SOURCE
━━━━━━━━━━━━━━━━

# Grounding electrical dryer



## artemyk (Nov 4, 2016)

I just converted the cord of electrical dryer from a four-prong plug to a 3-prong plug. I only connected the three wires from the cord (1 neutral in the middle, 2 hot on the outside). The dryer does work currently.

However, with the terminal block cover off, I can see a green wire running from inside the dryer to the back of the frame, where it is clipped. On the back of the dryer, there is a screw hole marked "Ground Screw". The installation manual says "U.S. electric models are shipped with a ground strap connected from the neutral terminal block post to the frame of the dryer. If local codes prohibit the use of the ground strap, the dryer must be grounded in accordance with local codes." I presume that this is what the green wire is (though I don't see where its connected to the neutral terminal block post... maybe somewhere deeper inside?)

If I'm not mistaken, it is safer to properly ground it. Is this correct? If so, should I screw in one end of the wire into the "Ground screw hole" and attach the other one to a good ground? I have a cold water spigot nearby, but it's painted, so I assume this is no go. Would attaching to the middle screw of a 120-volt outlet work? Also, would any ole (hopefully green) wire work?

Thanks a million


----------



## bud16415 (Nov 4, 2016)

I&#8217;m not a pro but for years all the dryer connections were a 3 wire plug and hooked up like yours with a 3 wire pigtail. The installers around here will not hook one up without a 4 pin plug and outlet but still sell the 3 pin pigtails and will leave them with you saying you are on your own with the install. 

I personally would leave it with the 3 pin setup unless the dryer outlet was easily converted and rewired with a 4 conductor wire that had a green wire.

━━━━━━━━━━━━━━━━

SUPPLIED MATERIAL
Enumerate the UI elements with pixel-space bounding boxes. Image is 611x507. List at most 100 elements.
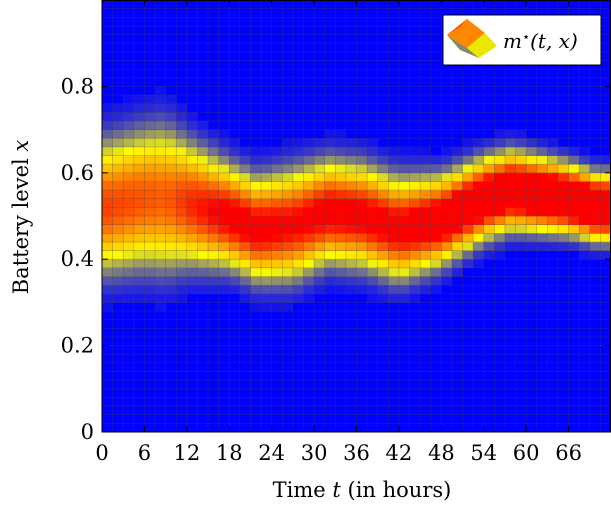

━━━━━━━━━━━━━━━━

WHAT IS ASKED
1 > Translate this sentence from the dryer thread into Spanish: "On the back of the dryer, there is a screw hole marked "Ground Screw"."
2 > Revise the stretch of the dryer thread from "## artemyk (Nov" through "somewhere deeper inside?)", putting "terminal strip" wherever "terminal block" appears.
The data is separate material from the dryer thread.

COMPLETED EXERCISE
1 > En la parte trasera de la secadora hay un orificio para tornillo marcado "Ground Screw".

2 >
## artemyk (Nov 4, 2016)

I just converted the cord of electrical dryer from a four-prong plug to a 3-prong plug. I only connected the three wires from the cord (1 neutral in the middle, 2 hot on the outside). The dryer does work currently.

However, with the terminal strip cover off, I can see a green wire running from inside the dryer to the back of the frame, where it is clipped. On the back of the dryer, there is a screw hole marked "Ground Screw". The installation manual says "U.S. electric models are shipped with a ground strap connected from the neutral terminal strip post to the frame of the dryer. If local codes prohibit the use of the ground strap, the dryer must be grounded in accordance with local codes." I presume that this is what the green wire is (though I don't see where its connected to the neutral terminal strip post... maybe somewhere deeper inside?)